PROBLEM STATEMENT:
Leave out the pictures; transcribe all else exactly.

▬▬▬▬▬▬▬▬▬▬

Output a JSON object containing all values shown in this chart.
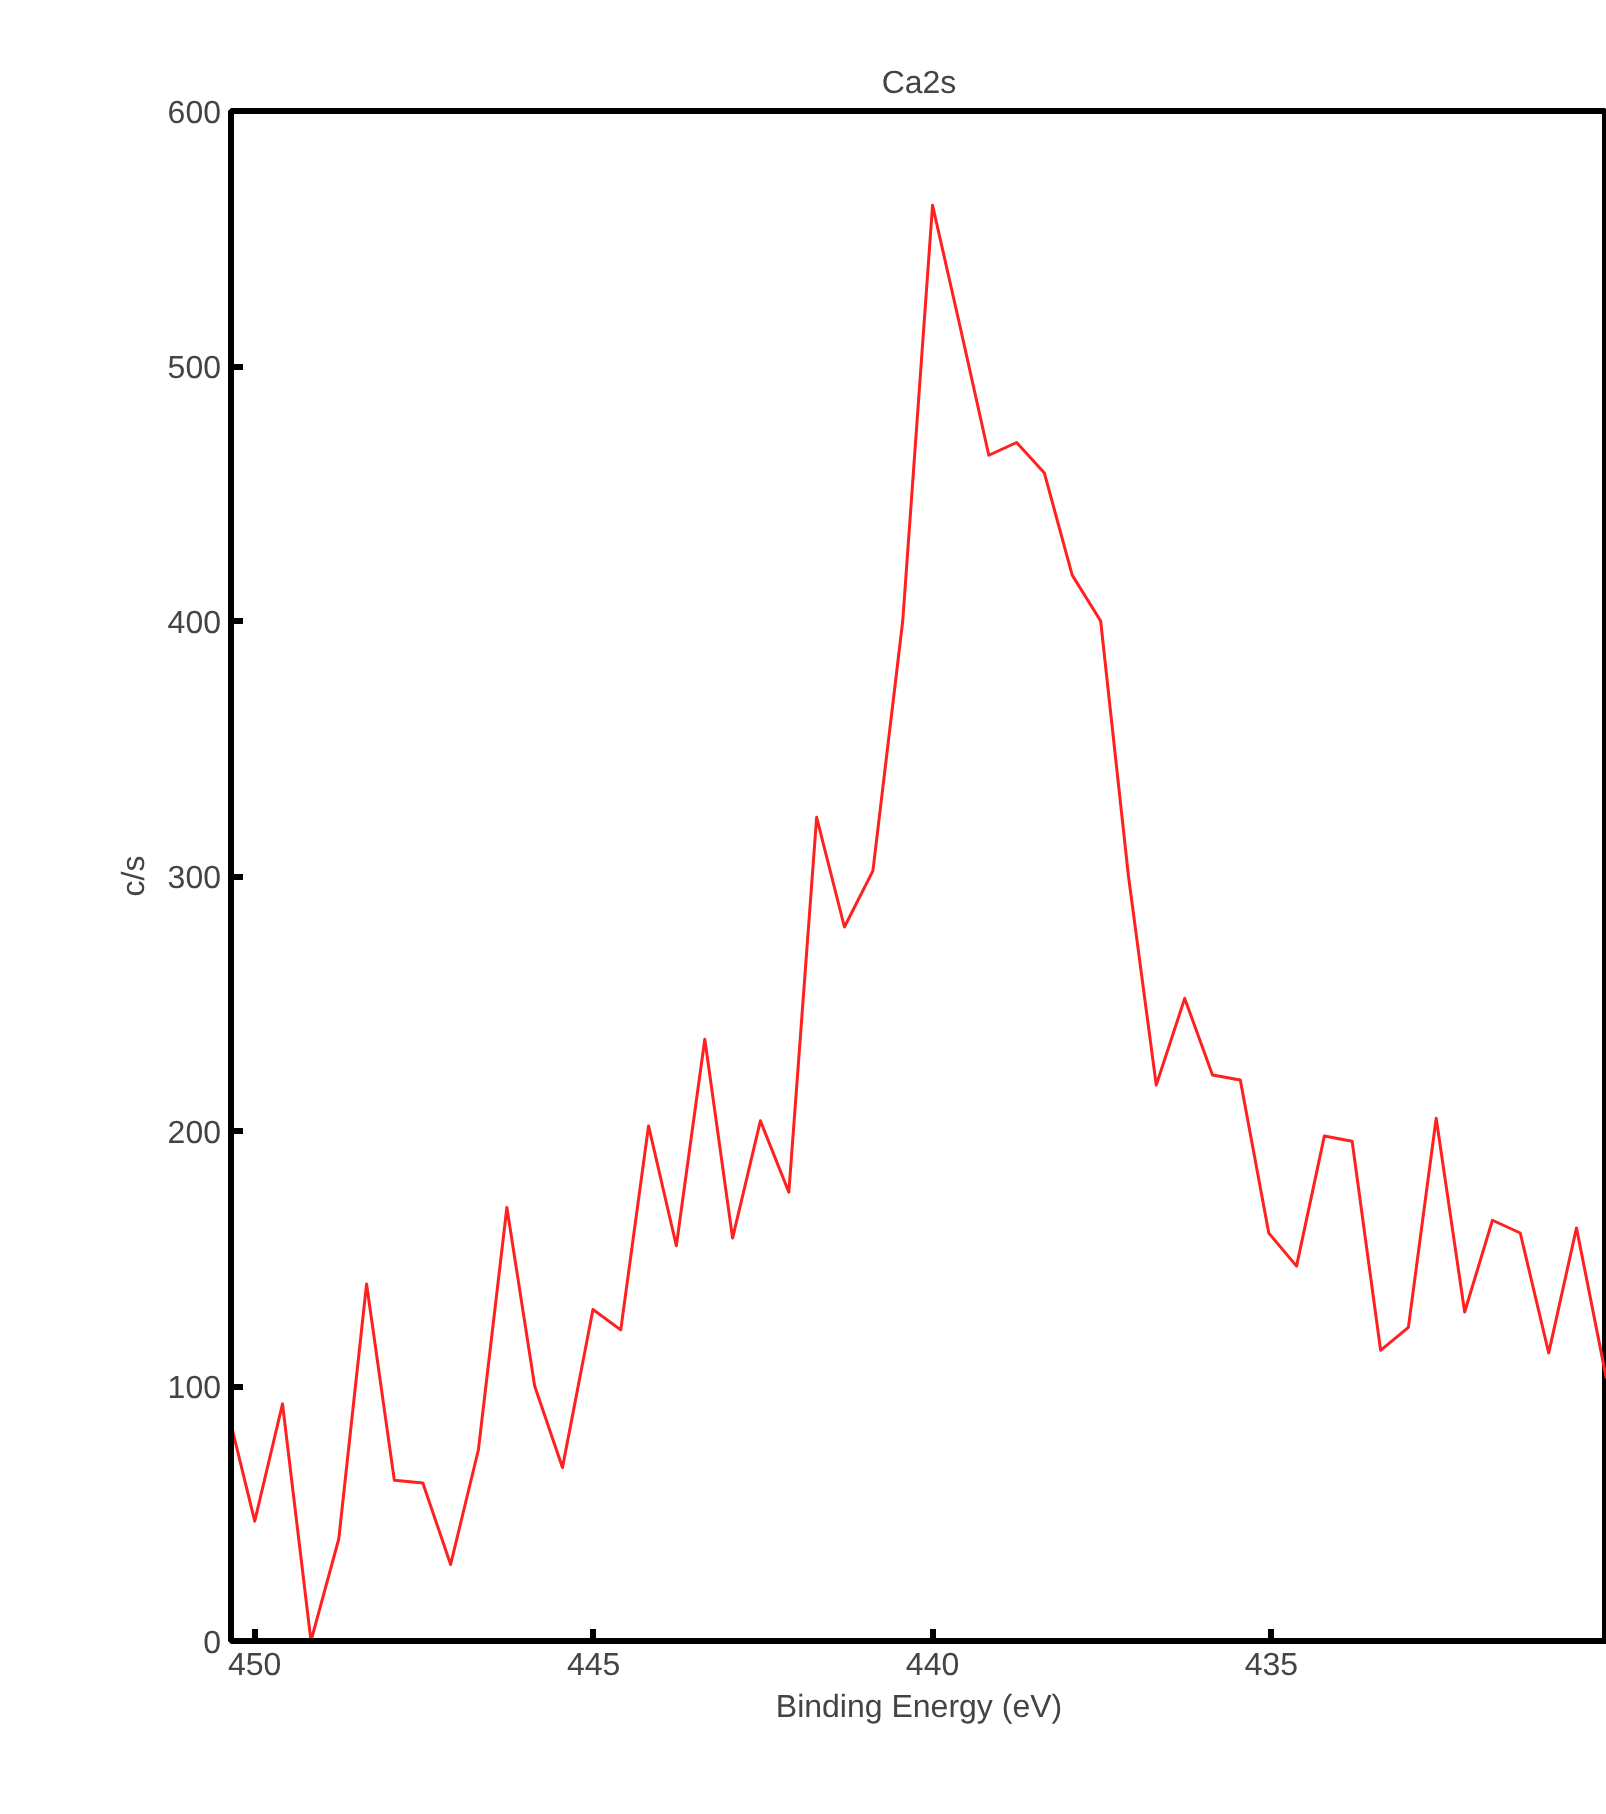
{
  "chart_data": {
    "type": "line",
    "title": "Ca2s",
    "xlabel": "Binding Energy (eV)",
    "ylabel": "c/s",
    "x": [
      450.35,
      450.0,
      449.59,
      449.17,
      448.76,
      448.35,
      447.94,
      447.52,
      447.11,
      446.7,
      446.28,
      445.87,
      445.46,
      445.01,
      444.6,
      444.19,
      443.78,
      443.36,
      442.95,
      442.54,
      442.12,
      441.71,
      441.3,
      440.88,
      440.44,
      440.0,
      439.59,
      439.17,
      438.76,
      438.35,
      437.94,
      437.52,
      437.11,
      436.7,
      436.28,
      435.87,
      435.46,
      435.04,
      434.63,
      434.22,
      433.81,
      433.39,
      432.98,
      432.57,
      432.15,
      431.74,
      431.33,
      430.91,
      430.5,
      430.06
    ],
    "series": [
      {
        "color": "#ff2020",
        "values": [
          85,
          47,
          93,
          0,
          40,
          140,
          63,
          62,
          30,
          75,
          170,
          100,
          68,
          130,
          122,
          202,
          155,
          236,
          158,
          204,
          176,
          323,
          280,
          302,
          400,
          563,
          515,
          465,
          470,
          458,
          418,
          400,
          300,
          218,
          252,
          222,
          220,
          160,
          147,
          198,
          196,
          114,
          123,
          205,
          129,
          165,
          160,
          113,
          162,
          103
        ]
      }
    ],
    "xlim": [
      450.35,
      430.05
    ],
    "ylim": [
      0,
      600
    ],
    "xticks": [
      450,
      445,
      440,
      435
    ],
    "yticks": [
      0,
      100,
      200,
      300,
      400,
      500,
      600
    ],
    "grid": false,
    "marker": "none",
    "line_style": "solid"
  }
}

▬▬▬▬▬▬▬▬▬▬

EXERCISE RESPONSE:
Output a JSON object containing all values shown in this chart.
{
  "chart_data": {
    "type": "line",
    "title": "Ca2s",
    "xlabel": "Binding Energy (eV)",
    "ylabel": "c/s",
    "x": [
      450.35,
      450.0,
      449.59,
      449.17,
      448.76,
      448.35,
      447.94,
      447.52,
      447.11,
      446.7,
      446.28,
      445.87,
      445.46,
      445.01,
      444.6,
      444.19,
      443.78,
      443.36,
      442.95,
      442.54,
      442.12,
      441.71,
      441.3,
      440.88,
      440.44,
      440.0,
      439.59,
      439.17,
      438.76,
      438.35,
      437.94,
      437.52,
      437.11,
      436.7,
      436.28,
      435.87,
      435.46,
      435.04,
      434.63,
      434.22,
      433.81,
      433.39,
      432.98,
      432.57,
      432.15,
      431.74,
      431.33,
      430.91,
      430.5,
      430.06
    ],
    "series": [
      {
        "color": "#ff2020",
        "values": [
          85,
          47,
          93,
          0,
          40,
          140,
          63,
          62,
          30,
          75,
          170,
          100,
          68,
          130,
          122,
          202,
          155,
          236,
          158,
          204,
          176,
          323,
          280,
          302,
          400,
          563,
          515,
          465,
          470,
          458,
          418,
          400,
          300,
          218,
          252,
          222,
          220,
          160,
          147,
          198,
          196,
          114,
          123,
          205,
          129,
          165,
          160,
          113,
          162,
          103
        ]
      }
    ],
    "xlim": [
      450.35,
      430.05
    ],
    "ylim": [
      0,
      600
    ],
    "xticks": [
      450,
      445,
      440,
      435
    ],
    "yticks": [
      0,
      100,
      200,
      300,
      400,
      500,
      600
    ],
    "grid": false,
    "marker": "none",
    "line_style": "solid"
  }
}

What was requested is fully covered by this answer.